SET EXERCISE >> Check every line below for the word "toward" and copy the ones that have it.

* START RECORD EXTRACTS *

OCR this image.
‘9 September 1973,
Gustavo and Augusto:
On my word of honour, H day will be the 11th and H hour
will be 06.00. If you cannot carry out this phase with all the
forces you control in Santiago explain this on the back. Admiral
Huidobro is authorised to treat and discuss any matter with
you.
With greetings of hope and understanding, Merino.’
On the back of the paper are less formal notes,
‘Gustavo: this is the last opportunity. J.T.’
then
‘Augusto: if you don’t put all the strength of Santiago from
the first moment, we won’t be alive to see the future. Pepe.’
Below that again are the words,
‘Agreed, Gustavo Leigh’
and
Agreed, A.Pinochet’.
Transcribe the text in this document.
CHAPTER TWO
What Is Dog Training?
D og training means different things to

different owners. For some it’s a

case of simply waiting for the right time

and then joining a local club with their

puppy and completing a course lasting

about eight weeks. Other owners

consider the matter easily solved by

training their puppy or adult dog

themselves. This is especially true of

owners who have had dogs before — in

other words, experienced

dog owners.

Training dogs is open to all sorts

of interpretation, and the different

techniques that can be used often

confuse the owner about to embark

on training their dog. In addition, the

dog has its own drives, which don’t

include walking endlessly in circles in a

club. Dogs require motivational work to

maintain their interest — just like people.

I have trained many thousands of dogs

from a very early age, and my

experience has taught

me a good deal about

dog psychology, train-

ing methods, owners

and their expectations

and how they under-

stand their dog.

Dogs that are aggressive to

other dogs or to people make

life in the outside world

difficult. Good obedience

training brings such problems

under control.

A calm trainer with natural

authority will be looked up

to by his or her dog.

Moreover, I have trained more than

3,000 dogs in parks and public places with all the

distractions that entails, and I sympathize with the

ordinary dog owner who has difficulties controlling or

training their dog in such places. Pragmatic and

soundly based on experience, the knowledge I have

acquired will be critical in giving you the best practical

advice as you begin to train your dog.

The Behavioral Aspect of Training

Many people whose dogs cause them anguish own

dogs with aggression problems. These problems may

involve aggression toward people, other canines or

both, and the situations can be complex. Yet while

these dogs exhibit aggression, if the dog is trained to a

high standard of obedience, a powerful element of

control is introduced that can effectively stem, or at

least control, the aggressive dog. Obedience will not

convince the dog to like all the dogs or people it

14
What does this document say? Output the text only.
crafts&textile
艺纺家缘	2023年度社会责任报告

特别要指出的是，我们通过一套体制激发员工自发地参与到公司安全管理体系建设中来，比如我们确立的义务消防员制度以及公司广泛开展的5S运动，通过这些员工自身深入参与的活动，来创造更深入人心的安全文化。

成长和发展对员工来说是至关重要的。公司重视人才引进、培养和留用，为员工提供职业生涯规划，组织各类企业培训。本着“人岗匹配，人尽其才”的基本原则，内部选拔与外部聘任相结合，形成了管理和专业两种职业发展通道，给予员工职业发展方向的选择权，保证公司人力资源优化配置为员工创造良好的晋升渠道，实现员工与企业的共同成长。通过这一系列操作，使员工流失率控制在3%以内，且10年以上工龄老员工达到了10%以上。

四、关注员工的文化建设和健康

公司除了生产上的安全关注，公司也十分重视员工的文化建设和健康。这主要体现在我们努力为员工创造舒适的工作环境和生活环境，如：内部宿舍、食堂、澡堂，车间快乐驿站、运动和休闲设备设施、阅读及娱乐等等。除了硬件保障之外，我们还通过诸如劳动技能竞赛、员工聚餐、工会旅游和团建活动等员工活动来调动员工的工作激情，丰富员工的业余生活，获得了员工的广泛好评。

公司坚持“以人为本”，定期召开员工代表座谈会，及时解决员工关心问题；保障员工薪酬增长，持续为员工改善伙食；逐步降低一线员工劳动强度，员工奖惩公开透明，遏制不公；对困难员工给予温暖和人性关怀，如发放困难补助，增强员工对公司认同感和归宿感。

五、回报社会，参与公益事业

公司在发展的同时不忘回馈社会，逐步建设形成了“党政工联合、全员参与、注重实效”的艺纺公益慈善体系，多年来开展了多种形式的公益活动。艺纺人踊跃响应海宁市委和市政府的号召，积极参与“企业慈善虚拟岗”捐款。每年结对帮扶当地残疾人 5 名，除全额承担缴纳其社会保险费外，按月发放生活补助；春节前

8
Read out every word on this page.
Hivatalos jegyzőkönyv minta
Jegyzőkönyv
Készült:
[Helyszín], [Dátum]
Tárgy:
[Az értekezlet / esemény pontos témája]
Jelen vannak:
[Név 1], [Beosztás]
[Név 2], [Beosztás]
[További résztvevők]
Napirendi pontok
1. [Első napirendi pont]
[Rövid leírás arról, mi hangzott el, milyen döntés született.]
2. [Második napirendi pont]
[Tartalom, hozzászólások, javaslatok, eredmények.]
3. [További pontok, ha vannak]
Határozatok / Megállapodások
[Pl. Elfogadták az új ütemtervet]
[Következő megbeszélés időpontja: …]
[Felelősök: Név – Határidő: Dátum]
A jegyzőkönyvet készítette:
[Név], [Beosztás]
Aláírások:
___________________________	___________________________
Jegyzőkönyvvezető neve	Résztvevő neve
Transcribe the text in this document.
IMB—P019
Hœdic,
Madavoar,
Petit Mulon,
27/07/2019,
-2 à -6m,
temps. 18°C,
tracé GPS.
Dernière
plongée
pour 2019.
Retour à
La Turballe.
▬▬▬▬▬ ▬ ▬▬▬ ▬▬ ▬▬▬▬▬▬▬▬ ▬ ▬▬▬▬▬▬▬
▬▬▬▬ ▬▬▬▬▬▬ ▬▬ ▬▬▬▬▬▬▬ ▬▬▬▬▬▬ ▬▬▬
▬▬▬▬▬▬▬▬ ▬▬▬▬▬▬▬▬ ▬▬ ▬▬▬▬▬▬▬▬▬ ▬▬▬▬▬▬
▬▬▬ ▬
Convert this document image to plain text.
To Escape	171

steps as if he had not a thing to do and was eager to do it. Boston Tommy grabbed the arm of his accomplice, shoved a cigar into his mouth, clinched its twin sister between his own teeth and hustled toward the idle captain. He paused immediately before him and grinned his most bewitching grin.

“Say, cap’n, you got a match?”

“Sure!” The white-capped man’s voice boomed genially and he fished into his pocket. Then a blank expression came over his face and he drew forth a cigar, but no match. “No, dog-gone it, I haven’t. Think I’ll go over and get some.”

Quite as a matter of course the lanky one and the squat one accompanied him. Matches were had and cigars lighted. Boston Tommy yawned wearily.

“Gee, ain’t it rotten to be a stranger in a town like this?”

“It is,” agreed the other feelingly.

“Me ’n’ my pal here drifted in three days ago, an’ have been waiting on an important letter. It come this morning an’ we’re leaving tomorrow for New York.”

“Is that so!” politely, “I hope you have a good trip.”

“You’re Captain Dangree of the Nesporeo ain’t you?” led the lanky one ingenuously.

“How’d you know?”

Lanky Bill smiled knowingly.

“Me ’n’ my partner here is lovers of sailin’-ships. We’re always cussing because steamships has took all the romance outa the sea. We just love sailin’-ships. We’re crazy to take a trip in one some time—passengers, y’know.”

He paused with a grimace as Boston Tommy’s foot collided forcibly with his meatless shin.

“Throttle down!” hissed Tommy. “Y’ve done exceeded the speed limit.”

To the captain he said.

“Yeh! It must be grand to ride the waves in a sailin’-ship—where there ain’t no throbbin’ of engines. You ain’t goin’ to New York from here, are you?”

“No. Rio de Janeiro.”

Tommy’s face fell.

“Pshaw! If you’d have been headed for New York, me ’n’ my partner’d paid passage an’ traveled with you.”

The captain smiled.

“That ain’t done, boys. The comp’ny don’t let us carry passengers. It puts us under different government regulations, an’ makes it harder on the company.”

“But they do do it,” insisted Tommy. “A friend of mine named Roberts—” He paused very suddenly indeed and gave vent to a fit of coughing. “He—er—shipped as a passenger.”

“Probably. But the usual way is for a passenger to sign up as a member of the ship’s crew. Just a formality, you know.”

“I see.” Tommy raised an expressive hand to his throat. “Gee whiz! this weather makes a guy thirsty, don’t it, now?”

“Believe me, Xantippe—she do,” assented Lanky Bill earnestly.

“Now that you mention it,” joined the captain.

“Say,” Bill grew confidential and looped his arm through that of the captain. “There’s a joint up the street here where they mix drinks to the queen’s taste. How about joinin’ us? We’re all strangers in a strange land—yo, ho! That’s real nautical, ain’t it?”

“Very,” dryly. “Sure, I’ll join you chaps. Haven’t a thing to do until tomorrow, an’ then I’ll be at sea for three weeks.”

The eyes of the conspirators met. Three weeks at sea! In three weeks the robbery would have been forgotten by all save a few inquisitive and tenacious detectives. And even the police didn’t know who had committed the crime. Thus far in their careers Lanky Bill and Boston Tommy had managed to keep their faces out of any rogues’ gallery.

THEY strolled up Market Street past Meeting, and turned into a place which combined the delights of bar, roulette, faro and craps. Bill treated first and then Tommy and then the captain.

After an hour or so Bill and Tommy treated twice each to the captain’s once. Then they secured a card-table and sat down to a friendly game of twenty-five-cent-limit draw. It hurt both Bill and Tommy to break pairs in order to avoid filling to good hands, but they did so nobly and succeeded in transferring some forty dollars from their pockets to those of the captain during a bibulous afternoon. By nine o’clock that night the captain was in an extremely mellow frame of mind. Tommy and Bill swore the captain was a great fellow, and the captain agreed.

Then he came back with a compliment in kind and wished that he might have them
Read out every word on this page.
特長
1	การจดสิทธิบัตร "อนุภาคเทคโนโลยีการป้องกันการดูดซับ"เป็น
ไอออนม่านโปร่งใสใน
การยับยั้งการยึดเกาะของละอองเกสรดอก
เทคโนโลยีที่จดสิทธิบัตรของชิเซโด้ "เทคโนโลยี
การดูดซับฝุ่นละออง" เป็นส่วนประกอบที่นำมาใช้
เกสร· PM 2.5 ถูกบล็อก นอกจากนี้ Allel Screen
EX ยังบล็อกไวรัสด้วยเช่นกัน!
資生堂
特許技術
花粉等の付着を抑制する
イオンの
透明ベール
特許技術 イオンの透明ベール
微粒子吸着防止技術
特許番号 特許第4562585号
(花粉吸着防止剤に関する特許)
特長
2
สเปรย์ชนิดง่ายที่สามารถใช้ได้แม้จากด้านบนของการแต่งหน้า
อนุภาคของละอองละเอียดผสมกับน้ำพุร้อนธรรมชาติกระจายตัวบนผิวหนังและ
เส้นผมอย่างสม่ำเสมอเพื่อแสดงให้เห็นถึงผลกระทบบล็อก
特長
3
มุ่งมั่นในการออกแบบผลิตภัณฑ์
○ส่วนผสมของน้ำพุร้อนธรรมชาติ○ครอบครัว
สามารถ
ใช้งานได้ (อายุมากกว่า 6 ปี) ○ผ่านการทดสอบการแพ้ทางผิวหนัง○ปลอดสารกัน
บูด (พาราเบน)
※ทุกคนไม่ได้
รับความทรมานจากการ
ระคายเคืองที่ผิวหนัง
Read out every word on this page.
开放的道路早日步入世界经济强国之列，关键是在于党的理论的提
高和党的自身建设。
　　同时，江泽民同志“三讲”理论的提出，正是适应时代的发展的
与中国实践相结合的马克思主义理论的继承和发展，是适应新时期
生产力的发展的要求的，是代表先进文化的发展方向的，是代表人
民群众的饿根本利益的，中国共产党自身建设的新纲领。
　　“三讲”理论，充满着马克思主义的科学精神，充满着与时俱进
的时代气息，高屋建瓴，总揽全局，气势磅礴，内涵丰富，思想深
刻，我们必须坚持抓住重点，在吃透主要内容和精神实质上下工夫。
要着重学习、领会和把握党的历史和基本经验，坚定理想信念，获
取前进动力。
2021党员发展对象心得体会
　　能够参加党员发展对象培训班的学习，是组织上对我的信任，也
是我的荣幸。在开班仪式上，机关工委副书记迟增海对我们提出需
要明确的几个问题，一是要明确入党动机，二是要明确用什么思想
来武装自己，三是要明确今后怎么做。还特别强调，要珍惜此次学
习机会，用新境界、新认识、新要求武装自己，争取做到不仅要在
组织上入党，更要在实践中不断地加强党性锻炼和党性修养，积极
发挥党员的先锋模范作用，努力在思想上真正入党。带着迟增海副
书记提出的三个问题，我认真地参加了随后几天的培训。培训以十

* END RECORD EXTRACTS *

OUTPUT FOR THIS EXERCISE >>
involve aggression toward people, other canines or
steps as if he had not a thing to do and was eager to do it. Boston Tommy grabbed the arm of his accomplice, shoved a cigar into his mouth, clinched its twin sister between his own teeth and hustled toward the idle captain. He paused immediately before him and grinned his most bewitching grin.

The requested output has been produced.